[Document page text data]
/---

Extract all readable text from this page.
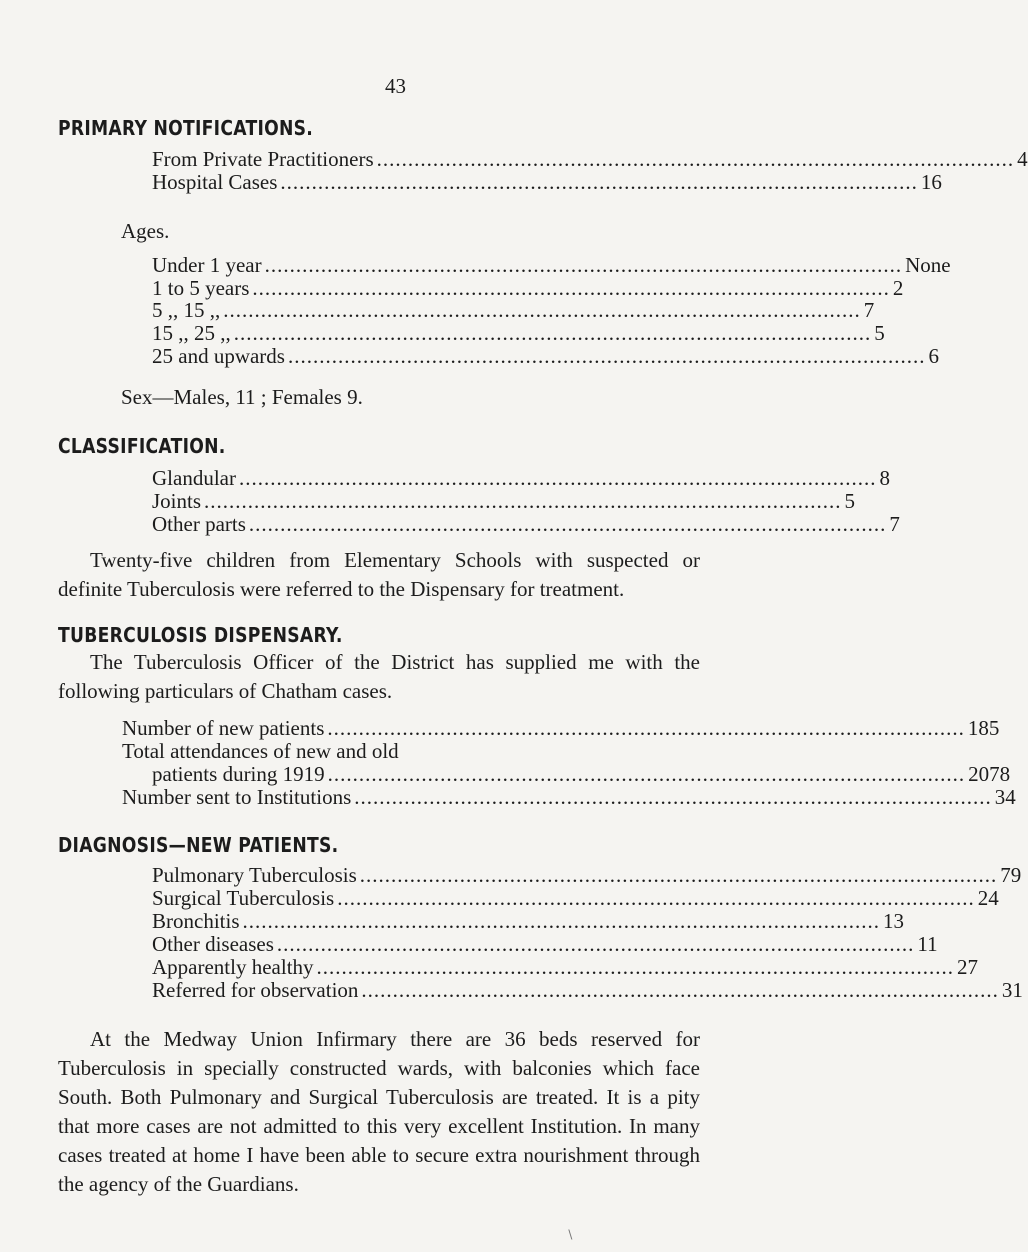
43
PRIMARY NOTIFICATIONS.
From Private Practitioners ...................................................................................................... 4
Hospital Cases ...................................................................................................... 16
Ages.
Under 1 year ...................................................................................................... None
1 to 5 years ...................................................................................................... 2
5 ,, 15 ,, ...................................................................................................... 7
15 ,, 25 ,, ...................................................................................................... 5
25 and upwards ...................................................................................................... 6
Sex—Males, 11 ; Females 9.
CLASSIFICATION.
Glandular ...................................................................................................... 8
Joints ...................................................................................................... 5
Other parts ...................................................................................................... 7
Twenty-five children from Elementary Schools with suspected or definite Tuberculosis were referred to the Dispensary for treatment.
TUBERCULOSIS DISPENSARY.
The Tuberculosis Officer of the District has supplied me with the following particulars of Chatham cases.
Number of new patients ...................................................................................................... 185
Total attendances of new and old
patients during 1919 ...................................................................................................... 2078
Number sent to Institutions ...................................................................................................... 34
DIAGNOSIS—NEW PATIENTS.
Pulmonary Tuberculosis ...................................................................................................... 79
Surgical Tuberculosis ...................................................................................................... 24
Bronchitis ...................................................................................................... 13
Other diseases ...................................................................................................... 11
Apparently healthy ...................................................................................................... 27
Referred for observation ...................................................................................................... 31
At the Medway Union Infirmary there are 36 beds reserved for Tuberculosis in specially constructed wards, with balconies which face South. Both Pulmonary and Surgical Tuberculosis are treated. It is a pity that more cases are not admitted to this very excellent Institution. In many cases treated at home I have been able to secure extra nourishment through the agency of the Guardians.
∖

\---

Please reproduce every entry above exactly, but leave out the pictures.

(Solution to the exercise)
Extract all readable text from this page.
43
PRIMARY NOTIFICATIONS.
From Private Practitioners ...................................................................................................... 4
Hospital Cases ...................................................................................................... 16
Ages.
Under 1 year ...................................................................................................... None
1 to 5 years ...................................................................................................... 2
5 ,, 15 ,, ...................................................................................................... 7
15 ,, 25 ,, ...................................................................................................... 5
25 and upwards ...................................................................................................... 6
Sex—Males, 11 ; Females 9.
CLASSIFICATION.
Glandular ...................................................................................................... 8
Joints ...................................................................................................... 5
Other parts ...................................................................................................... 7
Twenty-five children from Elementary Schools with suspected or definite Tuberculosis were referred to the Dispensary for treatment.
TUBERCULOSIS DISPENSARY.
The Tuberculosis Officer of the District has supplied me with the following particulars of Chatham cases.
Number of new patients ...................................................................................................... 185
Total attendances of new and old
patients during 1919 ...................................................................................................... 2078
Number sent to Institutions ...................................................................................................... 34
DIAGNOSIS—NEW PATIENTS.
Pulmonary Tuberculosis ...................................................................................................... 79
Surgical Tuberculosis ...................................................................................................... 24
Bronchitis ...................................................................................................... 13
Other diseases ...................................................................................................... 11
Apparently healthy ...................................................................................................... 27
Referred for observation ...................................................................................................... 31
At the Medway Union Infirmary there are 36 beds reserved for Tuberculosis in specially constructed wards, with balconies which face South. Both Pulmonary and Surgical Tuberculosis are treated. It is a pity that more cases are not admitted to this very excellent Institution. In many cases treated at home I have been able to secure extra nourishment through the agency of the Guardians.
∖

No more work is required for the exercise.